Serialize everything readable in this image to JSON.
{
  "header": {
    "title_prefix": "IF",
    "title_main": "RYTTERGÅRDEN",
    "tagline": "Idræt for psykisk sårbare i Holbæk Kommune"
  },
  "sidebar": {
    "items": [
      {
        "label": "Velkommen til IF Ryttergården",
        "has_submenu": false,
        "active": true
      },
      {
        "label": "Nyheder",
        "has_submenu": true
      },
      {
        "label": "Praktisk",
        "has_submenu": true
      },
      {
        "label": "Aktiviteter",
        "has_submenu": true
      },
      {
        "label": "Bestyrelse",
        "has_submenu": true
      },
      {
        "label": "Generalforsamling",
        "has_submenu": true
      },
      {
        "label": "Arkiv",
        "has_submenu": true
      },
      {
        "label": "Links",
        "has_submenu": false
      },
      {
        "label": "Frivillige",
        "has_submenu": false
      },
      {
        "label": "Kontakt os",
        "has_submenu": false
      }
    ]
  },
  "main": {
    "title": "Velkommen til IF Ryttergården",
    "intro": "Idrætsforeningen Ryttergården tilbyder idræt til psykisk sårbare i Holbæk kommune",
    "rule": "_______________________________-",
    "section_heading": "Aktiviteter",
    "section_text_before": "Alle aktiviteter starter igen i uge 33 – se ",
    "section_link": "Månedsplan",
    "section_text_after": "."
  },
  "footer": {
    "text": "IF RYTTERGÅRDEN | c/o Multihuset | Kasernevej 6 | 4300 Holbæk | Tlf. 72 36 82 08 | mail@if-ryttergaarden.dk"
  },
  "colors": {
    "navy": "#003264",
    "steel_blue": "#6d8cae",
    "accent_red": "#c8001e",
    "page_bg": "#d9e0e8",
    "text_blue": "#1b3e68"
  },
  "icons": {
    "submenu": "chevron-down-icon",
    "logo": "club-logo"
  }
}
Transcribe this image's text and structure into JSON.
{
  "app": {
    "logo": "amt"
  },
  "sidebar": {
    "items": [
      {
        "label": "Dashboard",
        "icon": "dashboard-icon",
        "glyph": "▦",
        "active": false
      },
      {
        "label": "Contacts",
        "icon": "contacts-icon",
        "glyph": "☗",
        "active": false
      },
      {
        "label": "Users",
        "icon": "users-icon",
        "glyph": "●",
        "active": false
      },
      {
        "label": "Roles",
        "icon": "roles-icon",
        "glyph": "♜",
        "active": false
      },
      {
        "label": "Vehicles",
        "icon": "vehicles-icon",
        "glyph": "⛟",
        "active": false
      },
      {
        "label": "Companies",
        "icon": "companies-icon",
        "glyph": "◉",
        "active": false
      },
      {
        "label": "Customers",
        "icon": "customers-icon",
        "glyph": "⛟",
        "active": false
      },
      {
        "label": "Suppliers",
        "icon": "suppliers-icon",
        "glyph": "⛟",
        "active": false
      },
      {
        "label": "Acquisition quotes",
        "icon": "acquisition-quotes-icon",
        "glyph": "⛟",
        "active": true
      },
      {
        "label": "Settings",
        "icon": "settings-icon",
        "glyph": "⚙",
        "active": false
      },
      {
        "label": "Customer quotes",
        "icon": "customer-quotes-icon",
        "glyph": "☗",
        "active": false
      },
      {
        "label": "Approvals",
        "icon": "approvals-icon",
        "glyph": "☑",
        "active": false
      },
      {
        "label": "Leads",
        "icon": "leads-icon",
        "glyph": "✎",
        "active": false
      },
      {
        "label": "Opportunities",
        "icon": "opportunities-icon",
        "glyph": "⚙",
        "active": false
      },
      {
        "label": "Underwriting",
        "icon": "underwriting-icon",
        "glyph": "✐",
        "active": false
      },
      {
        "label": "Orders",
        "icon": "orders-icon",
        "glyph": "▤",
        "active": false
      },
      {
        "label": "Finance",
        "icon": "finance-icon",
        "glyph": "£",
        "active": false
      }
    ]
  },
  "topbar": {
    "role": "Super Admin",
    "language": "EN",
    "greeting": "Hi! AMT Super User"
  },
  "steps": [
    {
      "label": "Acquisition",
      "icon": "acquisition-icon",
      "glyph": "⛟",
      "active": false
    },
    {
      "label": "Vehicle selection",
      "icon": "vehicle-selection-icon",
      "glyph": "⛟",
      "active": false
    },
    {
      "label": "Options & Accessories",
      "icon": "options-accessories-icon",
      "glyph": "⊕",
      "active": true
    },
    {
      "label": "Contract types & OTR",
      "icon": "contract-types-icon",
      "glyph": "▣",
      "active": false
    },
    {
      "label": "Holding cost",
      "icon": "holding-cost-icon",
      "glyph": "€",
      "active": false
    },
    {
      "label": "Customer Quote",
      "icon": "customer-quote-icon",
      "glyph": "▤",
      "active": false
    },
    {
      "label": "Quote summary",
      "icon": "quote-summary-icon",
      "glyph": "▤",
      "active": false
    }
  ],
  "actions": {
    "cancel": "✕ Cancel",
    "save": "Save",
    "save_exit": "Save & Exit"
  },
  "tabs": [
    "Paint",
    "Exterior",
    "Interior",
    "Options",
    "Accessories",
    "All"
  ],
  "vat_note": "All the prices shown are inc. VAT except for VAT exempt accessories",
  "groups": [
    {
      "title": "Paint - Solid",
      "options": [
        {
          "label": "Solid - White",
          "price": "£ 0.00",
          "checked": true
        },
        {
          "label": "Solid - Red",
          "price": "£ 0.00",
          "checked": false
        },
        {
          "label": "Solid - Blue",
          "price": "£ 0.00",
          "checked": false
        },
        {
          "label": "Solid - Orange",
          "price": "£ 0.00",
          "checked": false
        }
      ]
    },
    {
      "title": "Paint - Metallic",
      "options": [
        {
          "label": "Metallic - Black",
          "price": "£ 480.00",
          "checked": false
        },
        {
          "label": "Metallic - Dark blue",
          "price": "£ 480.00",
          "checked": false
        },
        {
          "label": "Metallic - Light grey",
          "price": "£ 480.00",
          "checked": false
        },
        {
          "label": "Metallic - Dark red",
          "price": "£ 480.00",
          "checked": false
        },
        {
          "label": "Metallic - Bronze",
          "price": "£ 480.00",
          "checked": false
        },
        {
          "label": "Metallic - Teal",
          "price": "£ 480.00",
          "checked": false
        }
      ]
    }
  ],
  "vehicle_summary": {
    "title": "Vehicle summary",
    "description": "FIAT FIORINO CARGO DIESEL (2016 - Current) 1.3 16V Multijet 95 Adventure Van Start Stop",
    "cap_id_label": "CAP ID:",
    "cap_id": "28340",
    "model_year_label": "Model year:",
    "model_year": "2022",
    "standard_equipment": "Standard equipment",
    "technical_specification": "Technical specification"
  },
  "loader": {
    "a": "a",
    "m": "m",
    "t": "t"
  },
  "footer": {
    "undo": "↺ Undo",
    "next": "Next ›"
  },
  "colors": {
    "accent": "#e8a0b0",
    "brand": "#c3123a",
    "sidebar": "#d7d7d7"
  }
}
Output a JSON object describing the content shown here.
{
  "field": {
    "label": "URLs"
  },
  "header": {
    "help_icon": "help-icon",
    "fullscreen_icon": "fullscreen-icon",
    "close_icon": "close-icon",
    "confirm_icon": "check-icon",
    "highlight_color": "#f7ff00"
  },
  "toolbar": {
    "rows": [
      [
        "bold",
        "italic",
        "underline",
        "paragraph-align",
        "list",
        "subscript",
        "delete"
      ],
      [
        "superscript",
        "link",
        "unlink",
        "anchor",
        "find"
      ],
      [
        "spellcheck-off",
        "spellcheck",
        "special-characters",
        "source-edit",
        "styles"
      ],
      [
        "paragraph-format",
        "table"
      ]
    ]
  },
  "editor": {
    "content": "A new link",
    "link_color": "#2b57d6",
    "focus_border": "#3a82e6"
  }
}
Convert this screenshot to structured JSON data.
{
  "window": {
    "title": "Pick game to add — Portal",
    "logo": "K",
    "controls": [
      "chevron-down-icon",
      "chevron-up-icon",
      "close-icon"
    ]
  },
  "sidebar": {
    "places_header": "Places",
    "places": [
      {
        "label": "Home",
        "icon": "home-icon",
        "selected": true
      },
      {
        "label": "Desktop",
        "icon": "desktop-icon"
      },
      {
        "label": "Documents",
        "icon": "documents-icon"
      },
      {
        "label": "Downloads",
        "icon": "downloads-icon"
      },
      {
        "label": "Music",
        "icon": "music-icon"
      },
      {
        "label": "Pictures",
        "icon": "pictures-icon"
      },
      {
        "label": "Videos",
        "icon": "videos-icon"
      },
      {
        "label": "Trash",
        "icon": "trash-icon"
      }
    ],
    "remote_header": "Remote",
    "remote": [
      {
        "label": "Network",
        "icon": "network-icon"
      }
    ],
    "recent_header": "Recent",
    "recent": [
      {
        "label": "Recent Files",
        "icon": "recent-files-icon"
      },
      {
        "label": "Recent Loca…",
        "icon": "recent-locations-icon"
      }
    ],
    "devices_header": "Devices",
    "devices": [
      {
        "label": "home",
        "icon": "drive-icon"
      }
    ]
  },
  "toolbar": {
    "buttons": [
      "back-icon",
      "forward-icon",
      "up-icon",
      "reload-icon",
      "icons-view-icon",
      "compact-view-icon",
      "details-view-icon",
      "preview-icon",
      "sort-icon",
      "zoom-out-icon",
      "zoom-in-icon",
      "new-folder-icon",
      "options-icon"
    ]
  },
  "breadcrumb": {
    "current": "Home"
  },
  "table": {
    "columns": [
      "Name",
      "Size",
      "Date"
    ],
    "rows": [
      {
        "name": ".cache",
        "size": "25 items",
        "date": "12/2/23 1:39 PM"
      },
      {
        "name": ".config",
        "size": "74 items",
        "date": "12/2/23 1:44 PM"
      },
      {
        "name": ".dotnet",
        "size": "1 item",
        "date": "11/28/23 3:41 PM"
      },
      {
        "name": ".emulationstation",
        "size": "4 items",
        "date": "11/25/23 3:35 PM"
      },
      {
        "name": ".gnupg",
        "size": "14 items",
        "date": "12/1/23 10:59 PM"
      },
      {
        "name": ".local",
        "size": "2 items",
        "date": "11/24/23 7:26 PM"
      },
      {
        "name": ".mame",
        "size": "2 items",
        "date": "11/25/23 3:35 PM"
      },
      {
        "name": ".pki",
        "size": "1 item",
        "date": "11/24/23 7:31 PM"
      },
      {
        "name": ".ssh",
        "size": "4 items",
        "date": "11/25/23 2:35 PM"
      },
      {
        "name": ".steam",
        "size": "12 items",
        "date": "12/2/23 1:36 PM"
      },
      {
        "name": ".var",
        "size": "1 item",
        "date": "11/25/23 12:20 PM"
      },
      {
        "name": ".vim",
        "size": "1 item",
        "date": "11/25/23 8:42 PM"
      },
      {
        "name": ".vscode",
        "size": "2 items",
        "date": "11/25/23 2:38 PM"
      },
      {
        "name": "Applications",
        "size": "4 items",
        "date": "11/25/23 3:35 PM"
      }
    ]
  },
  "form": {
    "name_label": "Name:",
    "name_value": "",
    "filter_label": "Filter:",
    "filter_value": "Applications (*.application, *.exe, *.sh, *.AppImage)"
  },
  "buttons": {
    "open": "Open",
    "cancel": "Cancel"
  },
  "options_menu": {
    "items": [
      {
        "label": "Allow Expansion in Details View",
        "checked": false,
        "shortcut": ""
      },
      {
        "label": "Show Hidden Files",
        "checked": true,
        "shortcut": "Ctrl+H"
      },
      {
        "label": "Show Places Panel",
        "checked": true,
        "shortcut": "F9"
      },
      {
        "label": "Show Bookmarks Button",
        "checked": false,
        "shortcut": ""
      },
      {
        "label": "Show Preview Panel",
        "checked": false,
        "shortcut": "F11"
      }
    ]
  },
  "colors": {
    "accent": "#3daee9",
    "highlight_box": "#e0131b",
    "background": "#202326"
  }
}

______________________________

Challenge - Pick out all the lines with the word "Solid" in them and copy them.

Response below -
      "title": "Paint - Solid",
          "label": "Solid - White",
          "label": "Solid - Red",
          "label": "Solid - Blue",
          "label": "Solid - Orange",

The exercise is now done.